Document page entries with text:
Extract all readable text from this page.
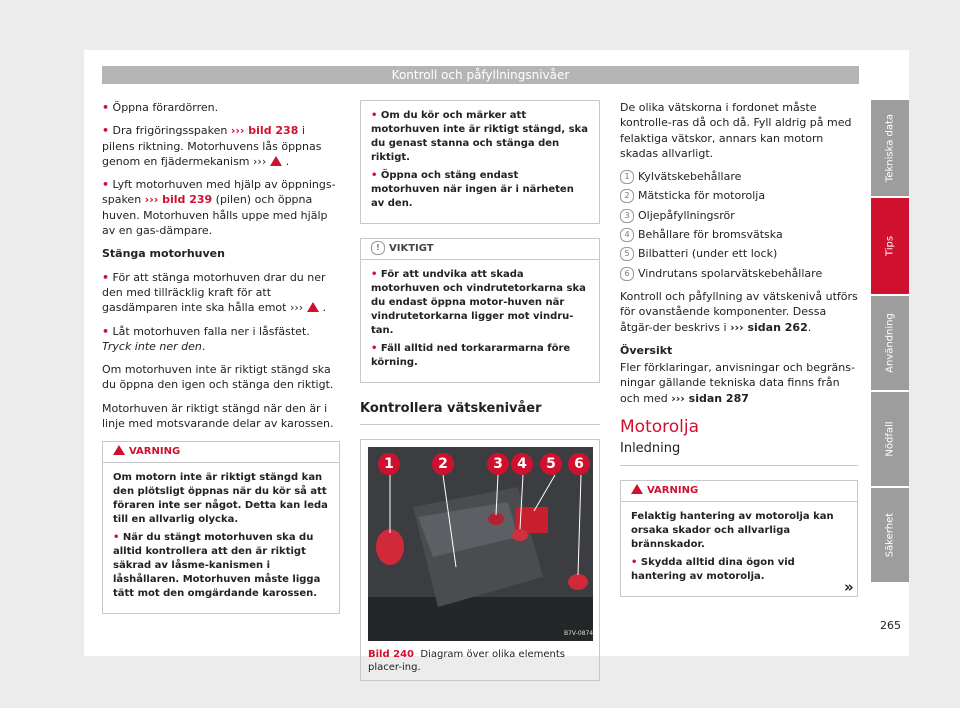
Kontroll och påfyllningsnivåer

• Öppna förardörren.

• Dra frigöringsspaken ››› bild 238 i pilens riktning. Motorhuvens lås öppnas genom en fjädermekanism ››› .

• Lyft motorhuven med hjälp av öppnings-spaken ››› bild 239 (pilen) och öppna huven. Motorhuven hålls uppe med hjälp av en gas-dämpare.

Stänga motorhuven

• För att stänga motorhuven drar du ner den med tillräcklig kraft för att gasdämparen inte ska hålla emot ››› .

• Låt motorhuven falla ner i låsfästet. Tryck inte ner den.

Om motorhuven inte är riktigt stängd ska du öppna den igen och stänga den riktigt.

Motorhuven är riktigt stängd när den är i linje med motsvarande delar av karossen.

VARNING

Om motorn inte är riktigt stängd kan den plötsligt öppnas när du kör så att föraren inte ser något. Detta kan leda till en allvarlig olycka.

• När du stängt motorhuven ska du alltid kontrollera att den är riktigt säkrad av låsme-kanismen i låshållaren. Motorhuven måste ligga tätt mot den omgärdande karossen.

• Om du kör och märker att motorhuven inte är riktigt stängd, ska du genast stanna och stänga den riktigt.

• Öppna och stäng endast motorhuven när ingen är i närheten av den.

! VIKTIGT

• För att undvika att skada motorhuven och vindrutetorkarna ska du endast öppna motor-huven när vindrutetorkarna ligger mot vindru-tan.

• Fäll alltid ned torkararmarna före körning.

Kontrollera vätskenivåer
B7V-0874
1	2	3	4	5	6
Bild 240 Diagram över olika elements placer-ing.

De olika vätskorna i fordonet måste kontrolle-ras då och då. Fyll aldrig på med felaktiga vätskor, annars kan motorn skadas allvarligt.

1 Kylvätskebehållare
2 Mätsticka för motorolja
3 Oljepåfyllningsrör
4 Behållare för bromsvätska
5 Bilbatteri (under ett lock)
6 Vindrutans spolarvätskebehållare

Kontroll och påfyllning av vätskenivå utförs för ovanstående komponenter. Dessa åtgär-der beskrivs i ››› sidan 262.

Översikt

Fler förklaringar, anvisningar och begräns-ningar gällande tekniska data finns från och med ››› sidan 287

Motorolja
Inledning
VARNING

Felaktig hantering av motorolja kan orsaka skador och allvarliga brännskador.

• Skydda alltid dina ögon vid hantering av motorolja.

»
Tekniska data
Tips
Användning
Nödfall
Säkerhet
265
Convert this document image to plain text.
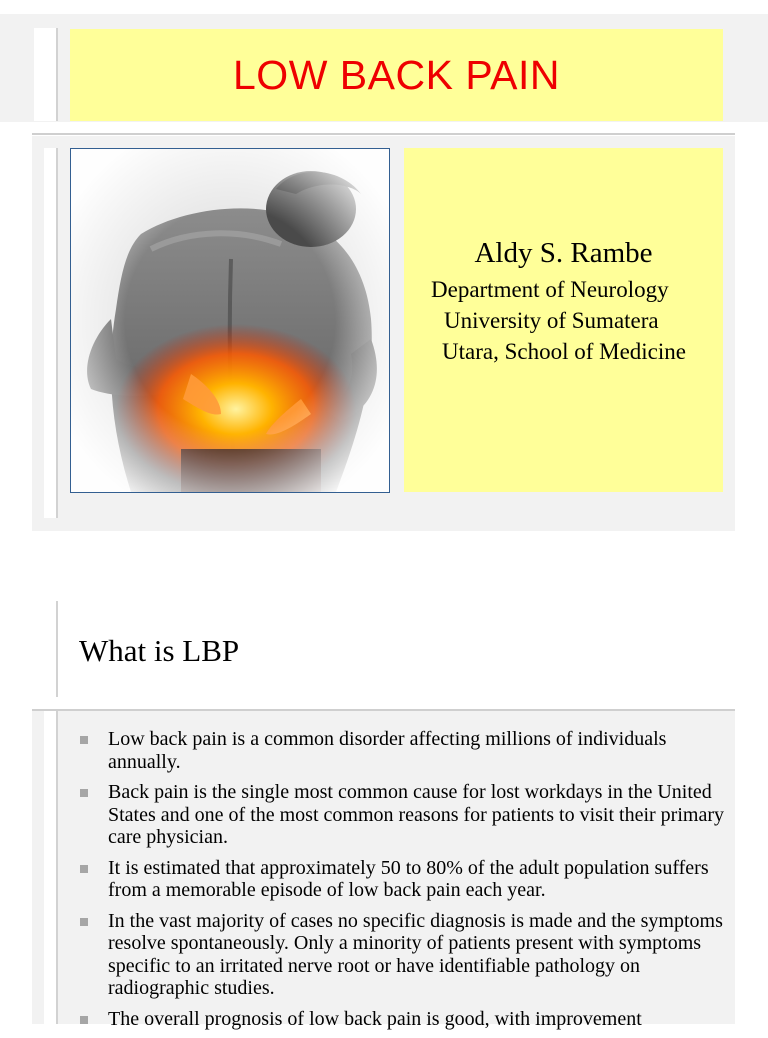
LOW BACK PAIN
Aldy S. Rambe
Department of Neurology
University of Sumatera
Utara, School of Medicine
What is LBP
Low back pain is a common disorder affecting millions of individuals annually.
Back pain is the single most common cause for lost workdays in the United States and one of the most common reasons for patients to visit their primary care physician.
It is estimated that approximately 50 to 80% of the adult population suffers from a memorable episode of low back pain each year.
In the vast majority of cases no specific diagnosis is made and the symptoms resolve spontaneously. Only a minority of patients present with symptoms specific to an irritated nerve root or have identifiable pathology on radiographic studies.
The overall prognosis of low back pain is good, with improvement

WORK REQUEST: Give again, word for word, only the lines from the line containing "Convert this document image to plain text." through the last line above, both included; leave the pictures out.

WRITTEN SOLUTION:
Convert this document image to plain text.
LOW BACK PAIN
Aldy S. Rambe
Department of Neurology
University of Sumatera
Utara, School of Medicine
What is LBP
Low back pain is a common disorder affecting millions of individuals annually.
Back pain is the single most common cause for lost workdays in the United States and one of the most common reasons for patients to visit their primary care physician.
It is estimated that approximately 50 to 80% of the adult population suffers from a memorable episode of low back pain each year.
In the vast majority of cases no specific diagnosis is made and the symptoms resolve spontaneously. Only a minority of patients present with symptoms specific to an irritated nerve root or have identifiable pathology on radiographic studies.
The overall prognosis of low back pain is good, with improvement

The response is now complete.